## start Data for processing
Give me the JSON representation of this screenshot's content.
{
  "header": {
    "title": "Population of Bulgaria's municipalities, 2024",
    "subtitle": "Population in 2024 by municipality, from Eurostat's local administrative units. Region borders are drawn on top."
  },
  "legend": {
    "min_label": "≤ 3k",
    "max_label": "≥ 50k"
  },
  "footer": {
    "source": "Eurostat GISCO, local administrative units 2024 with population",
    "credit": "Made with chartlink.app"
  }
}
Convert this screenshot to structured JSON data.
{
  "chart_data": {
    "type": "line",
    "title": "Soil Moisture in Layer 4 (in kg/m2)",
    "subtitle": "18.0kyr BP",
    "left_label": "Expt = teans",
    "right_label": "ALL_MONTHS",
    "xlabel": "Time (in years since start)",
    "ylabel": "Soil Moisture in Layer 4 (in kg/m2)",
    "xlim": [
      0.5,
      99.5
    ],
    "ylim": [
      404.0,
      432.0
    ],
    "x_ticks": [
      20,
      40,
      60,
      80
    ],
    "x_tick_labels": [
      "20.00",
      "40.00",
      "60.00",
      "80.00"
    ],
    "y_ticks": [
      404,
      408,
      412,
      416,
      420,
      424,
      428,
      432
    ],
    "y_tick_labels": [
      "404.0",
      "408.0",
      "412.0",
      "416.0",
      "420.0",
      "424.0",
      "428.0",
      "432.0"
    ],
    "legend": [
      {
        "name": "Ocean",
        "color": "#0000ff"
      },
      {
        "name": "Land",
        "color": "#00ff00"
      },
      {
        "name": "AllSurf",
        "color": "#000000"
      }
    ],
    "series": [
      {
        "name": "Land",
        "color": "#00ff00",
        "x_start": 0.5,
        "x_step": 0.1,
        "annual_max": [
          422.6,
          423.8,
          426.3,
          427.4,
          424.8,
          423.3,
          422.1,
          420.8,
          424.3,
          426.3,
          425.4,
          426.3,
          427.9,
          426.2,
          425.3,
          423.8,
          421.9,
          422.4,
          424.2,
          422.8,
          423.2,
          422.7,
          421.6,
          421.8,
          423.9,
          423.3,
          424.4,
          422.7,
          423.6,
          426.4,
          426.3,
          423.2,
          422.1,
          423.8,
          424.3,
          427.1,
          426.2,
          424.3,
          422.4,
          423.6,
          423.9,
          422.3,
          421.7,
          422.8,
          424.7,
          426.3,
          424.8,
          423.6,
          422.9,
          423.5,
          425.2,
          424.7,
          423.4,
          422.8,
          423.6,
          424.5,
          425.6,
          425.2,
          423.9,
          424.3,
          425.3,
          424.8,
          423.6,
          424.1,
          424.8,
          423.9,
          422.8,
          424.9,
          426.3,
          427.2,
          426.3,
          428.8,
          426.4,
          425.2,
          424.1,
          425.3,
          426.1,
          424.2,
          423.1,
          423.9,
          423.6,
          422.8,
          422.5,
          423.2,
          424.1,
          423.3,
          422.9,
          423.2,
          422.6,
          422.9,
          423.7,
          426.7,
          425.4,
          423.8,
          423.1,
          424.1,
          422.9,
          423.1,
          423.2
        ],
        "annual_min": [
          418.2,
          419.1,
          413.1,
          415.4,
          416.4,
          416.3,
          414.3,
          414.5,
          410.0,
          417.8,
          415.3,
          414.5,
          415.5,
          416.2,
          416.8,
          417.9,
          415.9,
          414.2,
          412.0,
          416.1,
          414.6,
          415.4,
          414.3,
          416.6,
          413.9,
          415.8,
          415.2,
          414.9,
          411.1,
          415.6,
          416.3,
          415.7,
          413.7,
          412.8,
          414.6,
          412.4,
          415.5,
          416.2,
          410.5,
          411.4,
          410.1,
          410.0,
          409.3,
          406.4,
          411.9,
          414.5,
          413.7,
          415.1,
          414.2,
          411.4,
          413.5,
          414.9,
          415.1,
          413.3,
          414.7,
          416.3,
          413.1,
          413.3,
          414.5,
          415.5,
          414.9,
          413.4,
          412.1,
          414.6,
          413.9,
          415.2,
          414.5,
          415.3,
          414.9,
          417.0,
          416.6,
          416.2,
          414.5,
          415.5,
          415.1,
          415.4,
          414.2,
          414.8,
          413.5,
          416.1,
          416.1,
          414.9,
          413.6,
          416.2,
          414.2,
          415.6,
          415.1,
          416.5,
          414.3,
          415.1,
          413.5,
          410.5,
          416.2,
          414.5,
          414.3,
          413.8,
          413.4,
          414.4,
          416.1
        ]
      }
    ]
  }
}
## end Data for processing
Stated goal: Out of the material above, gather each line where "administrative" appears.

Solution to this problem:
    "subtitle": "Population in 2024 by municipality, from Eurostat's local administrative units. Region borders are drawn on top."
    "source": "Eurostat GISCO, local administrative units 2024 with population",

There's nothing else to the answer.